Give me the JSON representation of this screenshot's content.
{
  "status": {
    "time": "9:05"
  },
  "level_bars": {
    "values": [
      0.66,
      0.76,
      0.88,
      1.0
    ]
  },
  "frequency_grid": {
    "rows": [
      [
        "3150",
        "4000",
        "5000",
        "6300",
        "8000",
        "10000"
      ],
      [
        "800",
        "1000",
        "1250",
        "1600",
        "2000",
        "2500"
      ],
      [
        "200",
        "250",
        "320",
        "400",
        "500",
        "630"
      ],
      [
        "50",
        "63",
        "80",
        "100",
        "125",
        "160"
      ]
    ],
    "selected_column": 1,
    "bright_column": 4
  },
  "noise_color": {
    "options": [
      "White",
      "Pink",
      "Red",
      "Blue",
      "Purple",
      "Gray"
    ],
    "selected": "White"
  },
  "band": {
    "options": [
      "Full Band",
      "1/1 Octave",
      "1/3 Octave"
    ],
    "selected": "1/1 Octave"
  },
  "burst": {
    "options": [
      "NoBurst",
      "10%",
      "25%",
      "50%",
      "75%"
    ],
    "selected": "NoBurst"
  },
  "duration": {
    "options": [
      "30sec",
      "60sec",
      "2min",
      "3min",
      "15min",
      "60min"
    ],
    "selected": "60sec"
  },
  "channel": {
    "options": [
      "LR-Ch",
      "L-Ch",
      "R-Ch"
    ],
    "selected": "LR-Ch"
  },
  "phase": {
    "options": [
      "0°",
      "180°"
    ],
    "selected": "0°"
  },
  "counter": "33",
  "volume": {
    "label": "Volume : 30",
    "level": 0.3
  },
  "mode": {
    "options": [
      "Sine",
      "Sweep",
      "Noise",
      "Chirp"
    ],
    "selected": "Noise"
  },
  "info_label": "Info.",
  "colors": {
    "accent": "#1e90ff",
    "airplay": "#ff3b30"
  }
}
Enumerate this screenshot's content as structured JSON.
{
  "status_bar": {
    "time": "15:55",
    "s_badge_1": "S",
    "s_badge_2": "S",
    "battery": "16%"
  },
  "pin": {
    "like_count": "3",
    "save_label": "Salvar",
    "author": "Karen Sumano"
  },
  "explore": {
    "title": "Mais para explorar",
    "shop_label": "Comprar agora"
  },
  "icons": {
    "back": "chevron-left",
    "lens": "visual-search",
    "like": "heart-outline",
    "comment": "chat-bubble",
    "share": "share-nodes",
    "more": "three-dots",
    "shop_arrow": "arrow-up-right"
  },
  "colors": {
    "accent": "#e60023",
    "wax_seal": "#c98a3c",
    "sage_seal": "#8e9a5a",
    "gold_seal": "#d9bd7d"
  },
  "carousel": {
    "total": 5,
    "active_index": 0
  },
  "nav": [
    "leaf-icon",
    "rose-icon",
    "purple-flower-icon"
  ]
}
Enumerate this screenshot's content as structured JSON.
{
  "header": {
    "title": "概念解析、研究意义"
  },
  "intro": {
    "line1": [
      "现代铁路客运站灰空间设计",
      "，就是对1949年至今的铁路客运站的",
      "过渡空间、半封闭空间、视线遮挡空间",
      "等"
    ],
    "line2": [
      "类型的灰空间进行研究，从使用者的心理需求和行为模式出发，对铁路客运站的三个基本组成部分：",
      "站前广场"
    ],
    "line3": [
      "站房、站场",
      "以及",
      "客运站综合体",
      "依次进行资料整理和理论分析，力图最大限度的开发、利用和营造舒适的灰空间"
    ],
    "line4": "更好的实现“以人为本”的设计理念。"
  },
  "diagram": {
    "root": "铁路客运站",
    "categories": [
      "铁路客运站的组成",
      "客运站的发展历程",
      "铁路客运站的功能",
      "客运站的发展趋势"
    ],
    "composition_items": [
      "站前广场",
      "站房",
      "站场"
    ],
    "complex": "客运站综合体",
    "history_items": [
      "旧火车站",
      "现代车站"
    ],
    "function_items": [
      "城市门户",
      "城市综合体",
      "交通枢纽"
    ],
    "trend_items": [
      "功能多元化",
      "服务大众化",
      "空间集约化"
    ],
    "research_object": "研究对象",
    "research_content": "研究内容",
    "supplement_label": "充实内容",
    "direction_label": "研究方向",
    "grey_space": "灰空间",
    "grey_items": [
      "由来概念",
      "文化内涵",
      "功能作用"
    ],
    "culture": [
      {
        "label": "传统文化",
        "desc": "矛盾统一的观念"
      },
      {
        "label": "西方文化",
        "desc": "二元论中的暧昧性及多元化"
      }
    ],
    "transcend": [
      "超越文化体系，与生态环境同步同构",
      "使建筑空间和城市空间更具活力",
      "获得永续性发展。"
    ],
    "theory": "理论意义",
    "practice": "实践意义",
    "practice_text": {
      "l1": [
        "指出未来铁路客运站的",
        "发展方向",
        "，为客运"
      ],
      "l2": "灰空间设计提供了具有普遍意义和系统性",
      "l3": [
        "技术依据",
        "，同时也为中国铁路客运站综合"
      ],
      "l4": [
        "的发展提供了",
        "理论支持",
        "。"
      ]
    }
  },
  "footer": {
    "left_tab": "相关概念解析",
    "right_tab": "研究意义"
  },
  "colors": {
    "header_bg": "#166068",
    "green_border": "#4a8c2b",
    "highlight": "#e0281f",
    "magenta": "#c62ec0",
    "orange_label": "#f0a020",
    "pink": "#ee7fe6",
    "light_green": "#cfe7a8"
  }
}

* **Directive**: Reproduce all of the entries word for word.

* **Solution to this task**:
Give me the JSON representation of this screenshot's content.
{
  "status": {
    "time": "9:05"
  },
  "level_bars": {
    "values": [
      0.66,
      0.76,
      0.88,
      1.0
    ]
  },
  "frequency_grid": {
    "rows": [
      [
        "3150",
        "4000",
        "5000",
        "6300",
        "8000",
        "10000"
      ],
      [
        "800",
        "1000",
        "1250",
        "1600",
        "2000",
        "2500"
      ],
      [
        "200",
        "250",
        "320",
        "400",
        "500",
        "630"
      ],
      [
        "50",
        "63",
        "80",
        "100",
        "125",
        "160"
      ]
    ],
    "selected_column": 1,
    "bright_column": 4
  },
  "noise_color": {
    "options": [
      "White",
      "Pink",
      "Red",
      "Blue",
      "Purple",
      "Gray"
    ],
    "selected": "White"
  },
  "band": {
    "options": [
      "Full Band",
      "1/1 Octave",
      "1/3 Octave"
    ],
    "selected": "1/1 Octave"
  },
  "burst": {
    "options": [
      "NoBurst",
      "10%",
      "25%",
      "50%",
      "75%"
    ],
    "selected": "NoBurst"
  },
  "duration": {
    "options": [
      "30sec",
      "60sec",
      "2min",
      "3min",
      "15min",
      "60min"
    ],
    "selected": "60sec"
  },
  "channel": {
    "options": [
      "LR-Ch",
      "L-Ch",
      "R-Ch"
    ],
    "selected": "LR-Ch"
  },
  "phase": {
    "options": [
      "0°",
      "180°"
    ],
    "selected": "0°"
  },
  "counter": "33",
  "volume": {
    "label": "Volume : 30",
    "level": 0.3
  },
  "mode": {
    "options": [
      "Sine",
      "Sweep",
      "Noise",
      "Chirp"
    ],
    "selected": "Noise"
  },
  "info_label": "Info.",
  "colors": {
    "accent": "#1e90ff",
    "airplay": "#ff3b30"
  }
}
Enumerate this screenshot's content as structured JSON.
{
  "status_bar": {
    "time": "15:55",
    "s_badge_1": "S",
    "s_badge_2": "S",
    "battery": "16%"
  },
  "pin": {
    "like_count": "3",
    "save_label": "Salvar",
    "author": "Karen Sumano"
  },
  "explore": {
    "title": "Mais para explorar",
    "shop_label": "Comprar agora"
  },
  "icons": {
    "back": "chevron-left",
    "lens": "visual-search",
    "like": "heart-outline",
    "comment": "chat-bubble",
    "share": "share-nodes",
    "more": "three-dots",
    "shop_arrow": "arrow-up-right"
  },
  "colors": {
    "accent": "#e60023",
    "wax_seal": "#c98a3c",
    "sage_seal": "#8e9a5a",
    "gold_seal": "#d9bd7d"
  },
  "carousel": {
    "total": 5,
    "active_index": 0
  },
  "nav": [
    "leaf-icon",
    "rose-icon",
    "purple-flower-icon"
  ]
}
Enumerate this screenshot's content as structured JSON.
{
  "header": {
    "title": "概念解析、研究意义"
  },
  "intro": {
    "line1": [
      "现代铁路客运站灰空间设计",
      "，就是对1949年至今的铁路客运站的",
      "过渡空间、半封闭空间、视线遮挡空间",
      "等"
    ],
    "line2": [
      "类型的灰空间进行研究，从使用者的心理需求和行为模式出发，对铁路客运站的三个基本组成部分：",
      "站前广场"
    ],
    "line3": [
      "站房、站场",
      "以及",
      "客运站综合体",
      "依次进行资料整理和理论分析，力图最大限度的开发、利用和营造舒适的灰空间"
    ],
    "line4": "更好的实现“以人为本”的设计理念。"
  },
  "diagram": {
    "root": "铁路客运站",
    "categories": [
      "铁路客运站的组成",
      "客运站的发展历程",
      "铁路客运站的功能",
      "客运站的发展趋势"
    ],
    "composition_items": [
      "站前广场",
      "站房",
      "站场"
    ],
    "complex": "客运站综合体",
    "history_items": [
      "旧火车站",
      "现代车站"
    ],
    "function_items": [
      "城市门户",
      "城市综合体",
      "交通枢纽"
    ],
    "trend_items": [
      "功能多元化",
      "服务大众化",
      "空间集约化"
    ],
    "research_object": "研究对象",
    "research_content": "研究内容",
    "supplement_label": "充实内容",
    "direction_label": "研究方向",
    "grey_space": "灰空间",
    "grey_items": [
      "由来概念",
      "文化内涵",
      "功能作用"
    ],
    "culture": [
      {
        "label": "传统文化",
        "desc": "矛盾统一的观念"
      },
      {
        "label": "西方文化",
        "desc": "二元论中的暧昧性及多元化"
      }
    ],
    "transcend": [
      "超越文化体系，与生态环境同步同构",
      "使建筑空间和城市空间更具活力",
      "获得永续性发展。"
    ],
    "theory": "理论意义",
    "practice": "实践意义",
    "practice_text": {
      "l1": [
        "指出未来铁路客运站的",
        "发展方向",
        "，为客运"
      ],
      "l2": "灰空间设计提供了具有普遍意义和系统性",
      "l3": [
        "技术依据",
        "，同时也为中国铁路客运站综合"
      ],
      "l4": [
        "的发展提供了",
        "理论支持",
        "。"
      ]
    }
  },
  "footer": {
    "left_tab": "相关概念解析",
    "right_tab": "研究意义"
  },
  "colors": {
    "header_bg": "#166068",
    "green_border": "#4a8c2b",
    "highlight": "#e0281f",
    "magenta": "#c62ec0",
    "orange_label": "#f0a020",
    "pink": "#ee7fe6",
    "light_green": "#cfe7a8"
  }
}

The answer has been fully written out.